== DATA FOR THIS EXERCISE

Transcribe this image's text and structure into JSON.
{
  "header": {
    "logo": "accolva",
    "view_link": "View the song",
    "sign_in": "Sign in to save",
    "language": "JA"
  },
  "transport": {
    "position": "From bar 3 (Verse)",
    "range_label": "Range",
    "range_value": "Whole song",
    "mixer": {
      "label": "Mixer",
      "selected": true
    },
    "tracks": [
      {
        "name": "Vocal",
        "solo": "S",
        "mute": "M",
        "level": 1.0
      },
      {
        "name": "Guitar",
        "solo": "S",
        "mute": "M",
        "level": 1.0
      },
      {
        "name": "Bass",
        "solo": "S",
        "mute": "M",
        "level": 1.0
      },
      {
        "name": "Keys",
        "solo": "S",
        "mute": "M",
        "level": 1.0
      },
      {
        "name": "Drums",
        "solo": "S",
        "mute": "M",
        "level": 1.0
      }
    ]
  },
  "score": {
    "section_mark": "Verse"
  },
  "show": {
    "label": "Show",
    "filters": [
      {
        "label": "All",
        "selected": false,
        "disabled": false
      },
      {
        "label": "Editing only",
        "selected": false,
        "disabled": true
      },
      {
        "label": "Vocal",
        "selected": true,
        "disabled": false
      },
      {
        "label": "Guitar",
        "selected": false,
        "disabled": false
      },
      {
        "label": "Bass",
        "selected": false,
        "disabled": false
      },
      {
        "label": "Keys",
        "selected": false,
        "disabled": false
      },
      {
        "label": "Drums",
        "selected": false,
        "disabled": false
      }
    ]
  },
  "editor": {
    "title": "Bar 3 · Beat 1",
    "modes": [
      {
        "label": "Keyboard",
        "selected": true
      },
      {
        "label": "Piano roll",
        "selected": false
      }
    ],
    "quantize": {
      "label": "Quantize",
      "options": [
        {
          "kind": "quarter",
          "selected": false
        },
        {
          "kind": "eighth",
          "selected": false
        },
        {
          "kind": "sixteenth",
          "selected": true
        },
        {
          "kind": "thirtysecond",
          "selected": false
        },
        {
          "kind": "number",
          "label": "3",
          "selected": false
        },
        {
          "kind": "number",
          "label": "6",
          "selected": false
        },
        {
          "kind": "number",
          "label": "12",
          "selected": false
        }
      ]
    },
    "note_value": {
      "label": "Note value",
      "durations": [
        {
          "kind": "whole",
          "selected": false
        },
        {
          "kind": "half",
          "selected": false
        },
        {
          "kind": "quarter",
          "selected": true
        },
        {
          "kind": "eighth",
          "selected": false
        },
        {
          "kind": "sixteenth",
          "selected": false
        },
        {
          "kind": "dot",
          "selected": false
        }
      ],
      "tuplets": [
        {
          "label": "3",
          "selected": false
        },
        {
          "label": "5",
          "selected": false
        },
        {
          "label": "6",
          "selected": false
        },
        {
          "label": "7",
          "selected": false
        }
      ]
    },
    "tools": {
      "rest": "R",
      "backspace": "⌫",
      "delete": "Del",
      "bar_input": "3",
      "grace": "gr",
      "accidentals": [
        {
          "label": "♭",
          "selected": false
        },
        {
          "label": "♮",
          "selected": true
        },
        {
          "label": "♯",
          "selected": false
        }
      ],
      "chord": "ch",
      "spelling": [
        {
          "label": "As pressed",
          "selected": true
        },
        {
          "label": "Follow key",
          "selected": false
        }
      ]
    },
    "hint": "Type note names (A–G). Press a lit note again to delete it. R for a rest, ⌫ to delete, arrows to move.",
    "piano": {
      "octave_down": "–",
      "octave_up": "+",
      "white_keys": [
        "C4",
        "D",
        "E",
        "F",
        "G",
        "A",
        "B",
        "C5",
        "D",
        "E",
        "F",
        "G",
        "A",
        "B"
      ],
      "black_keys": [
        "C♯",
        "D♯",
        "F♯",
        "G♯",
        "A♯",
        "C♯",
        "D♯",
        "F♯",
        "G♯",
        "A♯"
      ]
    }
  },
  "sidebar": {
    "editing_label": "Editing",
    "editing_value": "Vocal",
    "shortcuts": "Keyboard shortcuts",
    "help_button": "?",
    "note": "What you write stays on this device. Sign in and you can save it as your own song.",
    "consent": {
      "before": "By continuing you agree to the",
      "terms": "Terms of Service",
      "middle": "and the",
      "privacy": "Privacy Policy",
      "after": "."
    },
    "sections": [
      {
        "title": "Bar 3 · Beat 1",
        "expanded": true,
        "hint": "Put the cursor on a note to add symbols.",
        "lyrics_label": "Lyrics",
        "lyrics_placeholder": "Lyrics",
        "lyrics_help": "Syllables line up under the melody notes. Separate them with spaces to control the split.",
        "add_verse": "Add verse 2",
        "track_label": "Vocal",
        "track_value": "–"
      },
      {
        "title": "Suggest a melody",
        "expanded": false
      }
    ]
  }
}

====

(PROMPT): Would you write down every record again, exactly?

(RESPONSE TO THIS TASK):
Transcribe this image's text and structure into JSON.
{
  "header": {
    "logo": "accolva",
    "view_link": "View the song",
    "sign_in": "Sign in to save",
    "language": "JA"
  },
  "transport": {
    "position": "From bar 3 (Verse)",
    "range_label": "Range",
    "range_value": "Whole song",
    "mixer": {
      "label": "Mixer",
      "selected": true
    },
    "tracks": [
      {
        "name": "Vocal",
        "solo": "S",
        "mute": "M",
        "level": 1.0
      },
      {
        "name": "Guitar",
        "solo": "S",
        "mute": "M",
        "level": 1.0
      },
      {
        "name": "Bass",
        "solo": "S",
        "mute": "M",
        "level": 1.0
      },
      {
        "name": "Keys",
        "solo": "S",
        "mute": "M",
        "level": 1.0
      },
      {
        "name": "Drums",
        "solo": "S",
        "mute": "M",
        "level": 1.0
      }
    ]
  },
  "score": {
    "section_mark": "Verse"
  },
  "show": {
    "label": "Show",
    "filters": [
      {
        "label": "All",
        "selected": false,
        "disabled": false
      },
      {
        "label": "Editing only",
        "selected": false,
        "disabled": true
      },
      {
        "label": "Vocal",
        "selected": true,
        "disabled": false
      },
      {
        "label": "Guitar",
        "selected": false,
        "disabled": false
      },
      {
        "label": "Bass",
        "selected": false,
        "disabled": false
      },
      {
        "label": "Keys",
        "selected": false,
        "disabled": false
      },
      {
        "label": "Drums",
        "selected": false,
        "disabled": false
      }
    ]
  },
  "editor": {
    "title": "Bar 3 · Beat 1",
    "modes": [
      {
        "label": "Keyboard",
        "selected": true
      },
      {
        "label": "Piano roll",
        "selected": false
      }
    ],
    "quantize": {
      "label": "Quantize",
      "options": [
        {
          "kind": "quarter",
          "selected": false
        },
        {
          "kind": "eighth",
          "selected": false
        },
        {
          "kind": "sixteenth",
          "selected": true
        },
        {
          "kind": "thirtysecond",
          "selected": false
        },
        {
          "kind": "number",
          "label": "3",
          "selected": false
        },
        {
          "kind": "number",
          "label": "6",
          "selected": false
        },
        {
          "kind": "number",
          "label": "12",
          "selected": false
        }
      ]
    },
    "note_value": {
      "label": "Note value",
      "durations": [
        {
          "kind": "whole",
          "selected": false
        },
        {
          "kind": "half",
          "selected": false
        },
        {
          "kind": "quarter",
          "selected": true
        },
        {
          "kind": "eighth",
          "selected": false
        },
        {
          "kind": "sixteenth",
          "selected": false
        },
        {
          "kind": "dot",
          "selected": false
        }
      ],
      "tuplets": [
        {
          "label": "3",
          "selected": false
        },
        {
          "label": "5",
          "selected": false
        },
        {
          "label": "6",
          "selected": false
        },
        {
          "label": "7",
          "selected": false
        }
      ]
    },
    "tools": {
      "rest": "R",
      "backspace": "⌫",
      "delete": "Del",
      "bar_input": "3",
      "grace": "gr",
      "accidentals": [
        {
          "label": "♭",
          "selected": false
        },
        {
          "label": "♮",
          "selected": true
        },
        {
          "label": "♯",
          "selected": false
        }
      ],
      "chord": "ch",
      "spelling": [
        {
          "label": "As pressed",
          "selected": true
        },
        {
          "label": "Follow key",
          "selected": false
        }
      ]
    },
    "hint": "Type note names (A–G). Press a lit note again to delete it. R for a rest, ⌫ to delete, arrows to move.",
    "piano": {
      "octave_down": "–",
      "octave_up": "+",
      "white_keys": [
        "C4",
        "D",
        "E",
        "F",
        "G",
        "A",
        "B",
        "C5",
        "D",
        "E",
        "F",
        "G",
        "A",
        "B"
      ],
      "black_keys": [
        "C♯",
        "D♯",
        "F♯",
        "G♯",
        "A♯",
        "C♯",
        "D♯",
        "F♯",
        "G♯",
        "A♯"
      ]
    }
  },
  "sidebar": {
    "editing_label": "Editing",
    "editing_value": "Vocal",
    "shortcuts": "Keyboard shortcuts",
    "help_button": "?",
    "note": "What you write stays on this device. Sign in and you can save it as your own song.",
    "consent": {
      "before": "By continuing you agree to the",
      "terms": "Terms of Service",
      "middle": "and the",
      "privacy": "Privacy Policy",
      "after": "."
    },
    "sections": [
      {
        "title": "Bar 3 · Beat 1",
        "expanded": true,
        "hint": "Put the cursor on a note to add symbols.",
        "lyrics_label": "Lyrics",
        "lyrics_placeholder": "Lyrics",
        "lyrics_help": "Syllables line up under the melody notes. Separate them with spaces to control the split.",
        "add_verse": "Add verse 2",
        "track_label": "Vocal",
        "track_value": "–"
      },
      {
        "title": "Suggest a melody",
        "expanded": false
      }
    ]
  }
}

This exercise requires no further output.